=== Material for this task ===
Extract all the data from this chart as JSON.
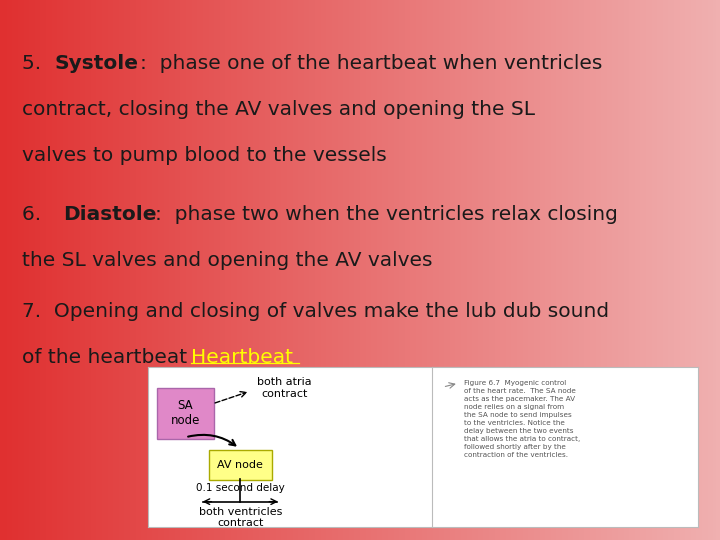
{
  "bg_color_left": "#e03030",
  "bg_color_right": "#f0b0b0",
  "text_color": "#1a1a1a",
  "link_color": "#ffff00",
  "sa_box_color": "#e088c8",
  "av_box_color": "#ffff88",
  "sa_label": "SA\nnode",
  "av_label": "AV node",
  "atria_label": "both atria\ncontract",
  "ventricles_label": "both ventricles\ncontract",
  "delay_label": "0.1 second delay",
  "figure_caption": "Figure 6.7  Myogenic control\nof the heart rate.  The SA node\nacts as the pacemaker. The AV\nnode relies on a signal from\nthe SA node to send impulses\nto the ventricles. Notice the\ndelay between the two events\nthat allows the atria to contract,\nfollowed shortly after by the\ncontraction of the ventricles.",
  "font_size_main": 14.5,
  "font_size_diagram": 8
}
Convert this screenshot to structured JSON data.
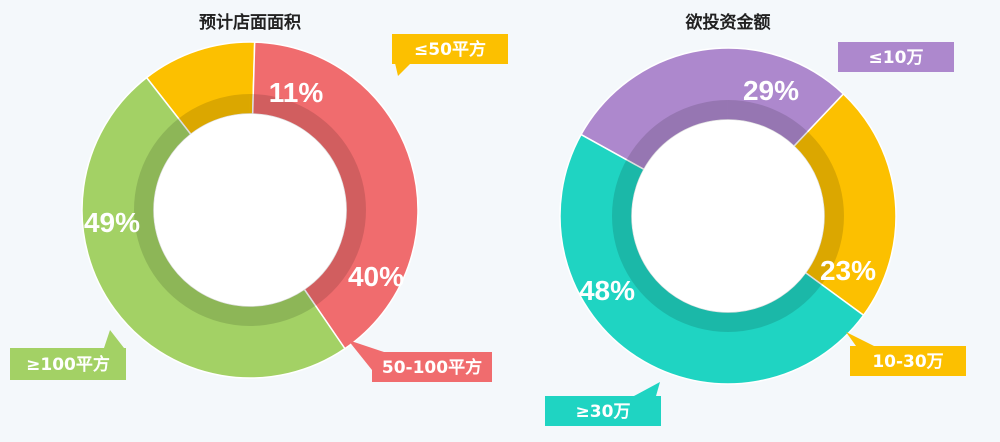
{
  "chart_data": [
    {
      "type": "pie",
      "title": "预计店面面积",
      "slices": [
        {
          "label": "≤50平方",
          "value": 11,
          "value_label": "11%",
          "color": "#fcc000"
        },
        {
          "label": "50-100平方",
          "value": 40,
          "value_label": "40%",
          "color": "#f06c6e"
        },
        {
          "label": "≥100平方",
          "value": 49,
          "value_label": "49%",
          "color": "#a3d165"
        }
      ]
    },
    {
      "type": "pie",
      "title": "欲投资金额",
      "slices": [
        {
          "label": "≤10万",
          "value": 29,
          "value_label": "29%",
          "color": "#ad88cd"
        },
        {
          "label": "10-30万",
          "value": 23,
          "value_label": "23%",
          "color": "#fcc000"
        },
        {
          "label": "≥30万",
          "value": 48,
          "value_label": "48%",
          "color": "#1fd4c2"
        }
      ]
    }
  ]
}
===
__Requirements__: Return every line above that contains the word "both".

__Output below__:
  "atria_label": "both atria\ncontract",
  "ventricles_label": "both ventricles\ncontract",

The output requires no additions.